(Saved entries)
# # # # #

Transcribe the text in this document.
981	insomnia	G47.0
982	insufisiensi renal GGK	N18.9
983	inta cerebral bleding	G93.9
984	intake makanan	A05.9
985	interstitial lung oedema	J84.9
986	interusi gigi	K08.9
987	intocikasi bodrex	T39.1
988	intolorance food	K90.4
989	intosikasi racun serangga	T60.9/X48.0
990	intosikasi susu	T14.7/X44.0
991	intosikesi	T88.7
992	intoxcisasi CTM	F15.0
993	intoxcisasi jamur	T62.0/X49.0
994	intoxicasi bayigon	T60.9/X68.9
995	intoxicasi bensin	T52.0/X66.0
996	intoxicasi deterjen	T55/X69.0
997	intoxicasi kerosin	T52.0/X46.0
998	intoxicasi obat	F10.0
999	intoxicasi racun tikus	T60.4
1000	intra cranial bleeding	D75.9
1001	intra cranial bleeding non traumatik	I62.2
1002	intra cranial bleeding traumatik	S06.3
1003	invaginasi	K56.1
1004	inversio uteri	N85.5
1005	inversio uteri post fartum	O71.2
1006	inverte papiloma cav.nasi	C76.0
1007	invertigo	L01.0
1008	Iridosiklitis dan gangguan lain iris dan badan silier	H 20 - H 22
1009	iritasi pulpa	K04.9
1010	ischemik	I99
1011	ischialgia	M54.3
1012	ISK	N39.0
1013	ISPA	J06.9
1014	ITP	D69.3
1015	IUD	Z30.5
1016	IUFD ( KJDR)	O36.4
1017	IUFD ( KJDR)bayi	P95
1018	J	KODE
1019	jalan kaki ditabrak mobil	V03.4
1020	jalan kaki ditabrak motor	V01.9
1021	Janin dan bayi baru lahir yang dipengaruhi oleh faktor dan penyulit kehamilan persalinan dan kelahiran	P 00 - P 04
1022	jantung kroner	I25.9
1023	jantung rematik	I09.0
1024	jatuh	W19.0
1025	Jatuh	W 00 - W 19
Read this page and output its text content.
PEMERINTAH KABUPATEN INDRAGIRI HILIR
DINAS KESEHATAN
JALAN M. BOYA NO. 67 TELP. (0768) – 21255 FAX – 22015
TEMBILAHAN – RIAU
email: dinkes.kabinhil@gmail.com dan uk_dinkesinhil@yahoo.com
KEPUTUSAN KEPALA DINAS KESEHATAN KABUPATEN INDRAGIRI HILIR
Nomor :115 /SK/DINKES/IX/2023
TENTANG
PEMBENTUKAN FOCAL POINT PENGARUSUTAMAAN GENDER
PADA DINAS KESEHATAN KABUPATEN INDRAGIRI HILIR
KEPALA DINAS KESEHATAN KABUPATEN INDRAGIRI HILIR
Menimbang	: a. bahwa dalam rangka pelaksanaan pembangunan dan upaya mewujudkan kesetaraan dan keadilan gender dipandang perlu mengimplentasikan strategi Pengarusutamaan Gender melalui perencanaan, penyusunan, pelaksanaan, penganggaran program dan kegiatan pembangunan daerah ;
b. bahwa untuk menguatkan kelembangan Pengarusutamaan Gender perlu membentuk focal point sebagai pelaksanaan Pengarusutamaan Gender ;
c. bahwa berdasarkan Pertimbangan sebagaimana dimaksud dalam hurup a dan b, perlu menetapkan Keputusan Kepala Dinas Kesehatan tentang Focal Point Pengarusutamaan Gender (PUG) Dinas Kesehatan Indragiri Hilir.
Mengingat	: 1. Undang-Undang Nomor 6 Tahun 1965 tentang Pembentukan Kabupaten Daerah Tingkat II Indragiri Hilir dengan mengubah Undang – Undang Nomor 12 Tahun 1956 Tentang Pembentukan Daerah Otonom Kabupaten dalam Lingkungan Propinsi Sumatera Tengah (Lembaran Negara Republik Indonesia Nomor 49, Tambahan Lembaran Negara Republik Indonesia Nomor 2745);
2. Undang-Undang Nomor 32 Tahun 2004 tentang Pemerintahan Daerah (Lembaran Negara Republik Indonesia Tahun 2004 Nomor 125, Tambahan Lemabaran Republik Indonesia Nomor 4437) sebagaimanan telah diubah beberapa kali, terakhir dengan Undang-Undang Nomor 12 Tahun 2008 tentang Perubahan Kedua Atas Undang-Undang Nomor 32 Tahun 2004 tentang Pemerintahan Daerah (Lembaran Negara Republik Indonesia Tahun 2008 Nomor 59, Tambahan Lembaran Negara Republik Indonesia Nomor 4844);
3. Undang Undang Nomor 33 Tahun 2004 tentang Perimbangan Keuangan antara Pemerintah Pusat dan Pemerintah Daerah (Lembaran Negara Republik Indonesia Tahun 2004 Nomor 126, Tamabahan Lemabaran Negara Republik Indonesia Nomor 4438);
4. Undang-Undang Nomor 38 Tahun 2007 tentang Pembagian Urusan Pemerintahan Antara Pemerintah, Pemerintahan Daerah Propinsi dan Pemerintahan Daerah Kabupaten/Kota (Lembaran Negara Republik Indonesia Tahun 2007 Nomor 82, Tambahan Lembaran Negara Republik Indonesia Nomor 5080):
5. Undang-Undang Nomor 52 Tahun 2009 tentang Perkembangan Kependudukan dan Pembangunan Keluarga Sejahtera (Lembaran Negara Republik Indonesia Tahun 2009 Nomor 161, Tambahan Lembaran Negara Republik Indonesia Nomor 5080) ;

# # # # #

» TASK GOAL: Repeat all entries. Match them exactly.

» EXERCISE RESULT:
Transcribe the text in this document.
981	insomnia	G47.0
982	insufisiensi renal GGK	N18.9
983	inta cerebral bleding	G93.9
984	intake makanan	A05.9
985	interstitial lung oedema	J84.9
986	interusi gigi	K08.9
987	intocikasi bodrex	T39.1
988	intolorance food	K90.4
989	intosikasi racun serangga	T60.9/X48.0
990	intosikasi susu	T14.7/X44.0
991	intosikesi	T88.7
992	intoxcisasi CTM	F15.0
993	intoxcisasi jamur	T62.0/X49.0
994	intoxicasi bayigon	T60.9/X68.9
995	intoxicasi bensin	T52.0/X66.0
996	intoxicasi deterjen	T55/X69.0
997	intoxicasi kerosin	T52.0/X46.0
998	intoxicasi obat	F10.0
999	intoxicasi racun tikus	T60.4
1000	intra cranial bleeding	D75.9
1001	intra cranial bleeding non traumatik	I62.2
1002	intra cranial bleeding traumatik	S06.3
1003	invaginasi	K56.1
1004	inversio uteri	N85.5
1005	inversio uteri post fartum	O71.2
1006	inverte papiloma cav.nasi	C76.0
1007	invertigo	L01.0
1008	Iridosiklitis dan gangguan lain iris dan badan silier	H 20 - H 22
1009	iritasi pulpa	K04.9
1010	ischemik	I99
1011	ischialgia	M54.3
1012	ISK	N39.0
1013	ISPA	J06.9
1014	ITP	D69.3
1015	IUD	Z30.5
1016	IUFD ( KJDR)	O36.4
1017	IUFD ( KJDR)bayi	P95
1018	J	KODE
1019	jalan kaki ditabrak mobil	V03.4
1020	jalan kaki ditabrak motor	V01.9
1021	Janin dan bayi baru lahir yang dipengaruhi oleh faktor dan penyulit kehamilan persalinan dan kelahiran	P 00 - P 04
1022	jantung kroner	I25.9
1023	jantung rematik	I09.0
1024	jatuh	W19.0
1025	Jatuh	W 00 - W 19
Read this page and output its text content.
PEMERINTAH KABUPATEN INDRAGIRI HILIR
DINAS KESEHATAN
JALAN M. BOYA NO. 67 TELP. (0768) – 21255 FAX – 22015
TEMBILAHAN – RIAU
email: dinkes.kabinhil@gmail.com dan uk_dinkesinhil@yahoo.com
KEPUTUSAN KEPALA DINAS KESEHATAN KABUPATEN INDRAGIRI HILIR
Nomor :115 /SK/DINKES/IX/2023
TENTANG
PEMBENTUKAN FOCAL POINT PENGARUSUTAMAAN GENDER
PADA DINAS KESEHATAN KABUPATEN INDRAGIRI HILIR
KEPALA DINAS KESEHATAN KABUPATEN INDRAGIRI HILIR
Menimbang	: a. bahwa dalam rangka pelaksanaan pembangunan dan upaya mewujudkan kesetaraan dan keadilan gender dipandang perlu mengimplentasikan strategi Pengarusutamaan Gender melalui perencanaan, penyusunan, pelaksanaan, penganggaran program dan kegiatan pembangunan daerah ;
b. bahwa untuk menguatkan kelembangan Pengarusutamaan Gender perlu membentuk focal point sebagai pelaksanaan Pengarusutamaan Gender ;
c. bahwa berdasarkan Pertimbangan sebagaimana dimaksud dalam hurup a dan b, perlu menetapkan Keputusan Kepala Dinas Kesehatan tentang Focal Point Pengarusutamaan Gender (PUG) Dinas Kesehatan Indragiri Hilir.
Mengingat	: 1. Undang-Undang Nomor 6 Tahun 1965 tentang Pembentukan Kabupaten Daerah Tingkat II Indragiri Hilir dengan mengubah Undang – Undang Nomor 12 Tahun 1956 Tentang Pembentukan Daerah Otonom Kabupaten dalam Lingkungan Propinsi Sumatera Tengah (Lembaran Negara Republik Indonesia Nomor 49, Tambahan Lembaran Negara Republik Indonesia Nomor 2745);
2. Undang-Undang Nomor 32 Tahun 2004 tentang Pemerintahan Daerah (Lembaran Negara Republik Indonesia Tahun 2004 Nomor 125, Tambahan Lemabaran Republik Indonesia Nomor 4437) sebagaimanan telah diubah beberapa kali, terakhir dengan Undang-Undang Nomor 12 Tahun 2008 tentang Perubahan Kedua Atas Undang-Undang Nomor 32 Tahun 2004 tentang Pemerintahan Daerah (Lembaran Negara Republik Indonesia Tahun 2008 Nomor 59, Tambahan Lembaran Negara Republik Indonesia Nomor 4844);
3. Undang Undang Nomor 33 Tahun 2004 tentang Perimbangan Keuangan antara Pemerintah Pusat dan Pemerintah Daerah (Lembaran Negara Republik Indonesia Tahun 2004 Nomor 126, Tamabahan Lemabaran Negara Republik Indonesia Nomor 4438);
4. Undang-Undang Nomor 38 Tahun 2007 tentang Pembagian Urusan Pemerintahan Antara Pemerintah, Pemerintahan Daerah Propinsi dan Pemerintahan Daerah Kabupaten/Kota (Lembaran Negara Republik Indonesia Tahun 2007 Nomor 82, Tambahan Lembaran Negara Republik Indonesia Nomor 5080):
5. Undang-Undang Nomor 52 Tahun 2009 tentang Perkembangan Kependudukan dan Pembangunan Keluarga Sejahtera (Lembaran Negara Republik Indonesia Tahun 2009 Nomor 161, Tambahan Lembaran Negara Republik Indonesia Nomor 5080) ;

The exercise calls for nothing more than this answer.